**SET EXERCISE**
Write the count of lines that contain the word "public" and nothing else.

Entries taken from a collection
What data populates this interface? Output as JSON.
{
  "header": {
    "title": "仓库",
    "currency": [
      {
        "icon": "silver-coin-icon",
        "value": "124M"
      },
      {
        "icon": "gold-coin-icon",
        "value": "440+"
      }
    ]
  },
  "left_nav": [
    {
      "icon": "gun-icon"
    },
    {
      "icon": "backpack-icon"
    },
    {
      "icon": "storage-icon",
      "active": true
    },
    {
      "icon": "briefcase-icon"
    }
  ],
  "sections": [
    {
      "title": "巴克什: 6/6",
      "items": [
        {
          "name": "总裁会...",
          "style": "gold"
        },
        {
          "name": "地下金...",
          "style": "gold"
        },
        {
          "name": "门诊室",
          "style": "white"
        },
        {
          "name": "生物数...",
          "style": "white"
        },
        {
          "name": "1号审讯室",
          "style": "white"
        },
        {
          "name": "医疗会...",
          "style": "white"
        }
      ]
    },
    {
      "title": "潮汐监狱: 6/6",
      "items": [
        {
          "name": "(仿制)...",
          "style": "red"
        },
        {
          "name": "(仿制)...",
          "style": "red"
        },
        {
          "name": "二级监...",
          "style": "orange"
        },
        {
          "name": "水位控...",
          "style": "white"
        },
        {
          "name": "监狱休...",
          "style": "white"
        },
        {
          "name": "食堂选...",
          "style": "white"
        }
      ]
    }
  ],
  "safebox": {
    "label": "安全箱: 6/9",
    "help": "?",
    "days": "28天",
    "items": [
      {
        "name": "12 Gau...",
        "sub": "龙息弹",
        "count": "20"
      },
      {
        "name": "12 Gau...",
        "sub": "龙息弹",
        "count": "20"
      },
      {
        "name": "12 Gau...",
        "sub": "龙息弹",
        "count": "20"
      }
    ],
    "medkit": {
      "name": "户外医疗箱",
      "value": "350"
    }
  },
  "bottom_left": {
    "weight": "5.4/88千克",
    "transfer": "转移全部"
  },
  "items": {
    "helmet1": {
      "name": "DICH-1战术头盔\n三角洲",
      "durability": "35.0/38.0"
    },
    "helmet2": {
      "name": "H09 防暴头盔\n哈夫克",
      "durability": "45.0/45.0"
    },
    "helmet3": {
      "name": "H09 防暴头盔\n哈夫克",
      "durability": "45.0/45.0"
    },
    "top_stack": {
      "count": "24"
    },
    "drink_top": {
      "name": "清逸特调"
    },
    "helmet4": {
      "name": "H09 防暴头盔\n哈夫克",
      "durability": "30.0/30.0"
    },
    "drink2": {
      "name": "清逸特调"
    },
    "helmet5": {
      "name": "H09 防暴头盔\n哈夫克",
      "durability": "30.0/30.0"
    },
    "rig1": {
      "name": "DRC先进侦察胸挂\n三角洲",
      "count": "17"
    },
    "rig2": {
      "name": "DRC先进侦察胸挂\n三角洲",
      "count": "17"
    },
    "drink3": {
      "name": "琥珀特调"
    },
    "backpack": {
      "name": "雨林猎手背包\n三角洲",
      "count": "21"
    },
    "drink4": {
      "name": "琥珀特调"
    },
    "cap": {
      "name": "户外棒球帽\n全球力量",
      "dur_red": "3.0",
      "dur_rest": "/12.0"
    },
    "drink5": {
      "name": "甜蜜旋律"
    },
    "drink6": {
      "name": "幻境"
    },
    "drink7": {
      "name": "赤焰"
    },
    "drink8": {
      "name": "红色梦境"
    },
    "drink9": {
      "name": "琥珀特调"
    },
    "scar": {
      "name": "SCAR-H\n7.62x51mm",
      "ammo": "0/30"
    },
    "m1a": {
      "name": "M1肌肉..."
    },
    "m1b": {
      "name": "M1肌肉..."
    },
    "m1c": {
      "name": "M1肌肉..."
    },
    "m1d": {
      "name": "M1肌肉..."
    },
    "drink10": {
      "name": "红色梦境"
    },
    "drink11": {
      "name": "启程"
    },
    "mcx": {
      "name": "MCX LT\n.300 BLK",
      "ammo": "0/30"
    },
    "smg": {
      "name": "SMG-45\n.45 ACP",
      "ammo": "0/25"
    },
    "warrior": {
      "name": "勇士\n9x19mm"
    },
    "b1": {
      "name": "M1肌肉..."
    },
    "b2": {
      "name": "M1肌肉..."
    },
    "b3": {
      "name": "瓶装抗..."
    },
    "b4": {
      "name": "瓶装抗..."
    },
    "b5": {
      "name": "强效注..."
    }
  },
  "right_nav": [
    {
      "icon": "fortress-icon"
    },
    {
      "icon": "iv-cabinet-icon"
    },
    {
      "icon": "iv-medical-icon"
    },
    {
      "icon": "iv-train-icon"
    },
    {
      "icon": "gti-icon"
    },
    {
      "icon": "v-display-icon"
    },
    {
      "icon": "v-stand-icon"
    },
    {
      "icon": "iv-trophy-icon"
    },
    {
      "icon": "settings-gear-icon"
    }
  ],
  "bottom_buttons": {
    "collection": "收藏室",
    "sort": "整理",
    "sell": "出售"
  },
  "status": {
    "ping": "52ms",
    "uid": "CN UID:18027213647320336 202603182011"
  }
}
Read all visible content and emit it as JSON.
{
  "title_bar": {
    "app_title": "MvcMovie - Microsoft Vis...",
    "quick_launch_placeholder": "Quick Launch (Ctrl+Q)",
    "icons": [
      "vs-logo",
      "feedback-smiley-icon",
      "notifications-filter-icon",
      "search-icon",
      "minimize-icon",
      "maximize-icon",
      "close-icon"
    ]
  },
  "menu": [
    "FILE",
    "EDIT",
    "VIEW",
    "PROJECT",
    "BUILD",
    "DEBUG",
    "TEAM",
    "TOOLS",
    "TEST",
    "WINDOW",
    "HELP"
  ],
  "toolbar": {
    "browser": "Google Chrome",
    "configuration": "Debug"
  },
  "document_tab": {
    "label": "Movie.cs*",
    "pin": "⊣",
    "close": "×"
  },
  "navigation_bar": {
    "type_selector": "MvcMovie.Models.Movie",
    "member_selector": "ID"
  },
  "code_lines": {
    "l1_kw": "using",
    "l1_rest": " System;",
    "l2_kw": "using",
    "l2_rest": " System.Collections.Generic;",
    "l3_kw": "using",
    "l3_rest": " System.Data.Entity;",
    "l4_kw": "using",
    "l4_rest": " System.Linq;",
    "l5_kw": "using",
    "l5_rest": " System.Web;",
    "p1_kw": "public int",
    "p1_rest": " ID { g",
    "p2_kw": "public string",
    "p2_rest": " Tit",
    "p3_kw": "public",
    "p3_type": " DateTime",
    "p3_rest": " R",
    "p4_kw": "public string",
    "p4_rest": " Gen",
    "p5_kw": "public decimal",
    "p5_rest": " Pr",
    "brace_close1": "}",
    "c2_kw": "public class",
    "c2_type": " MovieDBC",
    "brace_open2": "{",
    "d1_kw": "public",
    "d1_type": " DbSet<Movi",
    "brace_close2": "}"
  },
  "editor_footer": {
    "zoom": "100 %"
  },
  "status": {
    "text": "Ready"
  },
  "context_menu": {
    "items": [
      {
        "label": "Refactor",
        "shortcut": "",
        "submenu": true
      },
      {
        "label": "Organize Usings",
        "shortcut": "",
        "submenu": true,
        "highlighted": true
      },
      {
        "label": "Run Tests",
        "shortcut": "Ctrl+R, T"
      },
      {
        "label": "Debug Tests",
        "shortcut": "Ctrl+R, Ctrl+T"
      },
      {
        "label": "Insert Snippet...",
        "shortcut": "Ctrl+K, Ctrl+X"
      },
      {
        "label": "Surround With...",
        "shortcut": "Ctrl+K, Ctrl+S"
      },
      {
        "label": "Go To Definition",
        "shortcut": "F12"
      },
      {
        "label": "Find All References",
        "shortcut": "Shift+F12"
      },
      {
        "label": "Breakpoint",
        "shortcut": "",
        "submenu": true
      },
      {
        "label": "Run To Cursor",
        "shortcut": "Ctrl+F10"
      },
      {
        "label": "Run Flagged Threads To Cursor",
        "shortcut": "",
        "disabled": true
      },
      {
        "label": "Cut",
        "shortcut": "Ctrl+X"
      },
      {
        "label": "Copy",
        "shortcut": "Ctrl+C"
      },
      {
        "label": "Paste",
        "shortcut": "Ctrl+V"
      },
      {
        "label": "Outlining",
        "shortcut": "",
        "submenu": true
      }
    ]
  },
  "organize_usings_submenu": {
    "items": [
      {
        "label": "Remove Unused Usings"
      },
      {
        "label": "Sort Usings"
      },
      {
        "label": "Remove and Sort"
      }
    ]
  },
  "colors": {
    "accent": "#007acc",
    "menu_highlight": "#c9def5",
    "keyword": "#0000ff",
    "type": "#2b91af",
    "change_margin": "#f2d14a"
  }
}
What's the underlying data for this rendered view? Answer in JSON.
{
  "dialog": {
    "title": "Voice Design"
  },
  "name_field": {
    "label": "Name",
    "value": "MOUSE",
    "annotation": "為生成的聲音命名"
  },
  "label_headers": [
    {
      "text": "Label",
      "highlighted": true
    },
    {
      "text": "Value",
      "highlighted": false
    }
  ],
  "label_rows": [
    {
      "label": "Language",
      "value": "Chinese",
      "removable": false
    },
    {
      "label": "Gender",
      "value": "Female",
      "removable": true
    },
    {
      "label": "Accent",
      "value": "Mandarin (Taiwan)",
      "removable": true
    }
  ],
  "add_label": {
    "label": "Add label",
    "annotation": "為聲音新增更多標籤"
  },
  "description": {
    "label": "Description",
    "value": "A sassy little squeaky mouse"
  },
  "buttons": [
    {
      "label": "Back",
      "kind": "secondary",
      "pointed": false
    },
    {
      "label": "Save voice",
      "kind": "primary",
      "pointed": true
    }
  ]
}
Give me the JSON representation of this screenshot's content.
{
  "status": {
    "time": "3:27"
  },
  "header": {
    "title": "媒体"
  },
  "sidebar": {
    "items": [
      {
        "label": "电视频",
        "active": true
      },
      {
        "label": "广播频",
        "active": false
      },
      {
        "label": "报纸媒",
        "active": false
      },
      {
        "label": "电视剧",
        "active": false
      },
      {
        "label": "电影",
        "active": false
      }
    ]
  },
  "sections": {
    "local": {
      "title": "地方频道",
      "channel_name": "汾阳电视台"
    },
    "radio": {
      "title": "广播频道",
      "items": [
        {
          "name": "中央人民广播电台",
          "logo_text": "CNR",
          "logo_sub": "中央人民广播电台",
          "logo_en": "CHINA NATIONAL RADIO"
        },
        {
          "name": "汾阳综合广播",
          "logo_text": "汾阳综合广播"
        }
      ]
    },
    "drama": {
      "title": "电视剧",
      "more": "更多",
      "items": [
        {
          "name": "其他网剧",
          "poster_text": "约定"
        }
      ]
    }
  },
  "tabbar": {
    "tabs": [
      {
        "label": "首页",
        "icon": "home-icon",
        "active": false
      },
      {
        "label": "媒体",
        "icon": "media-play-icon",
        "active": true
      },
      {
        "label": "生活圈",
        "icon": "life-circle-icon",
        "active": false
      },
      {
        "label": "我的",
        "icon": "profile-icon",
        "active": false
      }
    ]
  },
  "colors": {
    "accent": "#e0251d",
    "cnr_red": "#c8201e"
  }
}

**EXPECTED OUTPUT**
7